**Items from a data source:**
----------
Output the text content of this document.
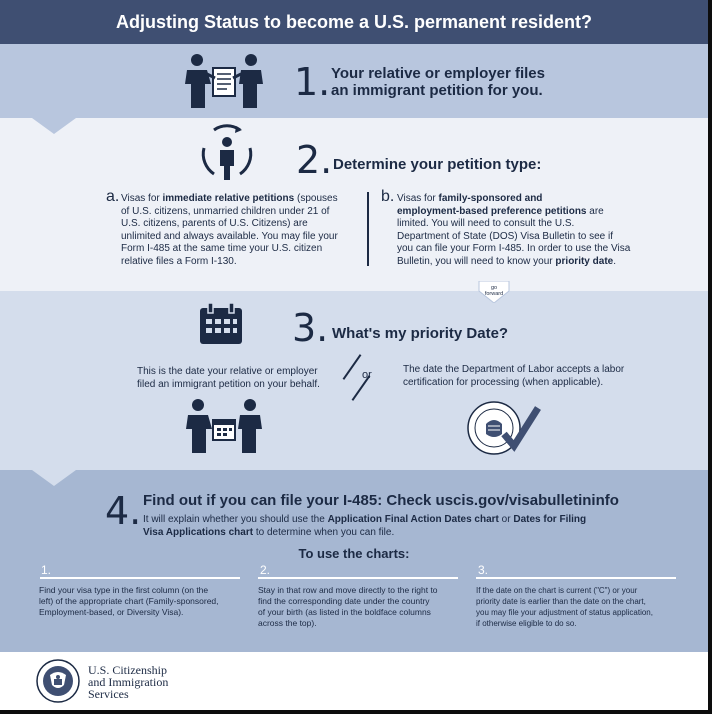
Adjusting Status to become a U.S. permanent resident?
1. Your relative or employer files
an immigrant petition for you.
2. Determine your petition type:
a. Visas for immediate relative petitions (spouses
of U.S. citizens, unmarried children under 21 of
U.S. citizens, parents of U.S. Citizens) are
unlimited and always available. You may file your
Form I-485 at the same time your U.S. citizen
relative files a Form I-130.
b. Visas for family-sponsored and
employment-based preference petitions are
limited. You will need to consult the U.S.
Department of State (DOS) Visa Bulletin to see if
you can file your Form I-485. In order to use the Visa
Bulletin, you will need to know your priority date.
go
forward
3. What's my priority Date?
This is the date your relative or employer
filed an immigrant petition on your behalf.
or	The date the Department of Labor accepts a labor
certification for processing (when applicable).
4. Find out if you can file your I-485: Check uscis.gov/visabulletininfo
It will explain whether you should use the Application Final Action Dates chart or Dates for Filing
Visa Applications chart to determine when you can file.
To use the charts:
1.
Find your visa type in the first column (on the
left) of the appropriate chart (Family-sponsored,
Employment-based, or Diversity Visa).
2.
Stay in that row and move directly to the right to
find the corresponding date under the country
of your birth (as listed in the boldface columns
across the top).
3.
If the date on the chart is current ("C") or your
priority date is earlier than the date on the chart,
you may file your adjustment of status application,
if otherwise eligible to do so.
U.S. Citizenship
and Immigration
Services
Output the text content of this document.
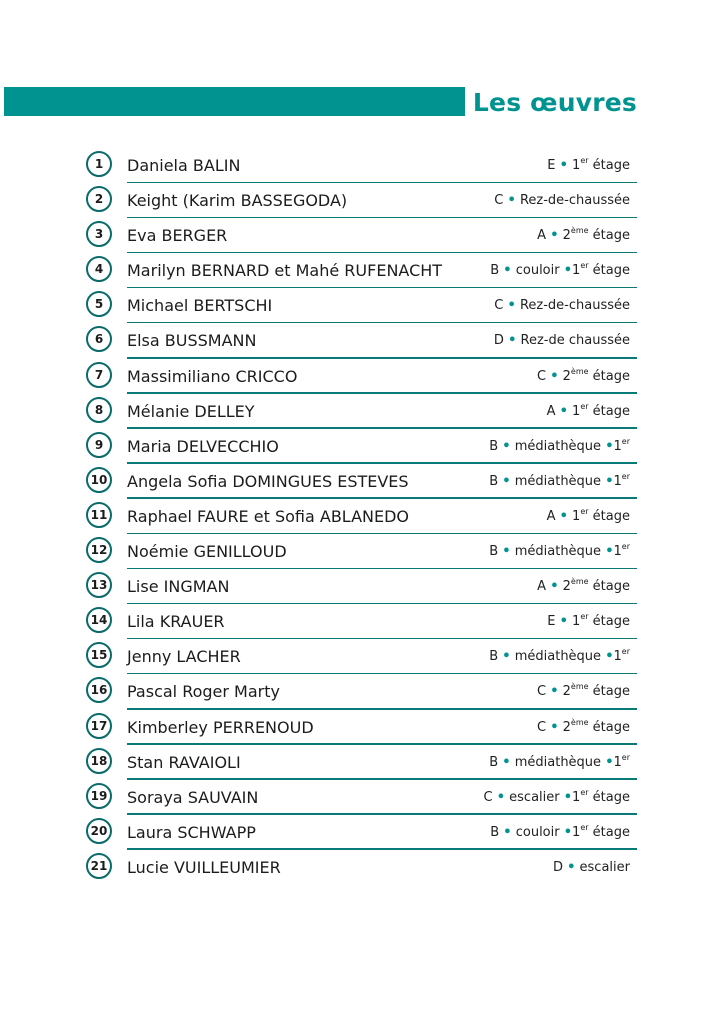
Les œuvres
1	Daniela BALIN	E • 1er étage
2	Keight (Karim BASSEGODA)	C • Rez-de-chaussée
3	Eva BERGER	A • 2ème étage
4	Marilyn BERNARD et Mahé RUFENACHT	B • couloir •1er étage
5	Michael BERTSCHI	C • Rez-de-chaussée
6	Elsa BUSSMANN	D • Rez-de chaussée
7	Massimiliano CRICCO	C • 2ème étage
8	Mélanie DELLEY	A • 1er étage
9	Maria DELVECCHIO	B • médiathèque •1er
10 Angela Sofia DOMINGUES ESTEVES	B • médiathèque •1er
11 Raphael FAURE et Sofia ABLANEDO	A • 1er étage
12 Noémie GENILLOUD	B • médiathèque •1er
13 Lise INGMAN	A • 2ème étage
14 Lila KRAUER	E • 1er étage
15 Jenny LACHER	B • médiathèque •1er
16 Pascal Roger Marty	C • 2ème étage
17 Kimberley PERRENOUD	C • 2ème étage
18 Stan RAVAIOLI	B • médiathèque •1er
19 Soraya SAUVAIN	C • escalier •1er étage
20 Laura SCHWAPP	B • couloir •1er étage
21 Lucie VUILLEUMIER	D • escalier
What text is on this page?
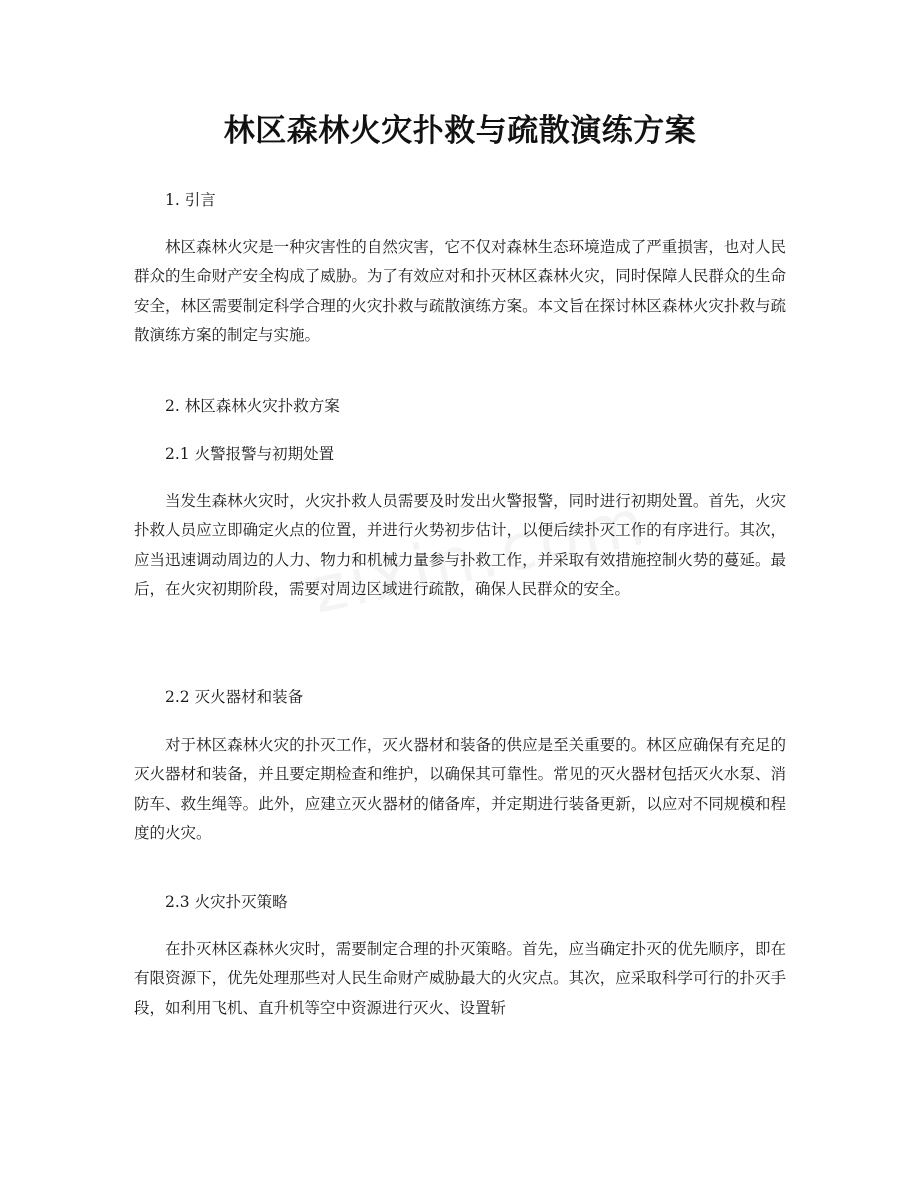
林区森林火灾扑救与疏散演练方案

1. 引言

林区森林火灾是一种灾害性的自然灾害，它不仅对森林生态环境造成了严重损害，也对人民群众的生命财产安全构成了威胁。为了有效应对和扑灭林区森林火灾，同时保障人民群众的生命安全，林区需要制定科学合理的火灾扑救与疏散演练方案。本文旨在探讨林区森林火灾扑救与疏散演练方案的制定与实施。

2. 林区森林火灾扑救方案

2.1 火警报警与初期处置

当发生森林火灾时，火灾扑救人员需要及时发出火警报警，同时进行初期处置。首先，火灾扑救人员应立即确定火点的位置，并进行火势初步估计，以便后续扑灭工作的有序进行。其次，应当迅速调动周边的人力、物力和机械力量参与扑救工作，并采取有效措施控制火势的蔓延。最后，在火灾初期阶段，需要对周边区域进行疏散，确保人民群众的安全。

2.2 灭火器材和装备

对于林区森林火灾的扑灭工作，灭火器材和装备的供应是至关重要的。林区应确保有充足的灭火器材和装备，并且要定期检查和维护，以确保其可靠性。常见的灭火器材包括灭火水泵、消防车、救生绳等。此外，应建立灭火器材的储备库，并定期进行装备更新，以应对不同规模和程度的火灾。

2.3 火灾扑灭策略

在扑灭林区森林火灾时，需要制定合理的扑灭策略。首先，应当确定扑灭的优先顺序，即在有限资源下，优先处理那些对人民生命财产威胁最大的火灾点。其次，应采取科学可行的扑灭手段，如利用飞机、直升机等空中资源进行灭火、设置斩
----------
**GIVEN PROBLEM:**
Repeat the records above exactly, leaving out the pictures.

**RESPONSE:**
Output the text content of this document.
Adjusting Status to become a U.S. permanent resident?
1. Your relative or employer files
an immigrant petition for you.
2. Determine your petition type:
a. Visas for immediate relative petitions (spouses
of U.S. citizens, unmarried children under 21 of
U.S. citizens, parents of U.S. Citizens) are
unlimited and always available. You may file your
Form I-485 at the same time your U.S. citizen
relative files a Form I-130.
b. Visas for family-sponsored and
employment-based preference petitions are
limited. You will need to consult the U.S.
Department of State (DOS) Visa Bulletin to see if
you can file your Form I-485. In order to use the Visa
Bulletin, you will need to know your priority date.
go
forward
3. What's my priority Date?
This is the date your relative or employer
filed an immigrant petition on your behalf.
or	The date the Department of Labor accepts a labor
certification for processing (when applicable).
4. Find out if you can file your I-485: Check uscis.gov/visabulletininfo
It will explain whether you should use the Application Final Action Dates chart or Dates for Filing
Visa Applications chart to determine when you can file.
To use the charts:
1.
Find your visa type in the first column (on the
left) of the appropriate chart (Family-sponsored,
Employment-based, or Diversity Visa).
2.
Stay in that row and move directly to the right to
find the corresponding date under the country
of your birth (as listed in the boldface columns
across the top).
3.
If the date on the chart is current ("C") or your
priority date is earlier than the date on the chart,
you may file your adjustment of status application,
if otherwise eligible to do so.
U.S. Citizenship
and Immigration
Services
Output the text content of this document.
Les œuvres
1	Daniela BALIN	E • 1er étage
2	Keight (Karim BASSEGODA)	C • Rez-de-chaussée
3	Eva BERGER	A • 2ème étage
4	Marilyn BERNARD et Mahé RUFENACHT	B • couloir •1er étage
5	Michael BERTSCHI	C • Rez-de-chaussée
6	Elsa BUSSMANN	D • Rez-de chaussée
7	Massimiliano CRICCO	C • 2ème étage
8	Mélanie DELLEY	A • 1er étage
9	Maria DELVECCHIO	B • médiathèque •1er
10 Angela Sofia DOMINGUES ESTEVES	B • médiathèque •1er
11 Raphael FAURE et Sofia ABLANEDO	A • 1er étage
12 Noémie GENILLOUD	B • médiathèque •1er
13 Lise INGMAN	A • 2ème étage
14 Lila KRAUER	E • 1er étage
15 Jenny LACHER	B • médiathèque •1er
16 Pascal Roger Marty	C • 2ème étage
17 Kimberley PERRENOUD	C • 2ème étage
18 Stan RAVAIOLI	B • médiathèque •1er
19 Soraya SAUVAIN	C • escalier •1er étage
20 Laura SCHWAPP	B • couloir •1er étage
21 Lucie VUILLEUMIER	D • escalier
What text is on this page?
林区森林火灾扑救与疏散演练方案

1. 引言

林区森林火灾是一种灾害性的自然灾害，它不仅对森林生态环境造成了严重损害，也对人民群众的生命财产安全构成了威胁。为了有效应对和扑灭林区森林火灾，同时保障人民群众的生命安全，林区需要制定科学合理的火灾扑救与疏散演练方案。本文旨在探讨林区森林火灾扑救与疏散演练方案的制定与实施。

2. 林区森林火灾扑救方案

2.1 火警报警与初期处置

当发生森林火灾时，火灾扑救人员需要及时发出火警报警，同时进行初期处置。首先，火灾扑救人员应立即确定火点的位置，并进行火势初步估计，以便后续扑灭工作的有序进行。其次，应当迅速调动周边的人力、物力和机械力量参与扑救工作，并采取有效措施控制火势的蔓延。最后，在火灾初期阶段，需要对周边区域进行疏散，确保人民群众的安全。

2.2 灭火器材和装备

对于林区森林火灾的扑灭工作，灭火器材和装备的供应是至关重要的。林区应确保有充足的灭火器材和装备，并且要定期检查和维护，以确保其可靠性。常见的灭火器材包括灭火水泵、消防车、救生绳等。此外，应建立灭火器材的储备库，并定期进行装备更新，以应对不同规模和程度的火灾。

2.3 火灾扑灭策略

在扑灭林区森林火灾时，需要制定合理的扑灭策略。首先，应当确定扑灭的优先顺序，即在有限资源下，优先处理那些对人民生命财产威胁最大的火灾点。其次，应采取科学可行的扑灭手段，如利用飞机、直升机等空中资源进行灭火、设置斩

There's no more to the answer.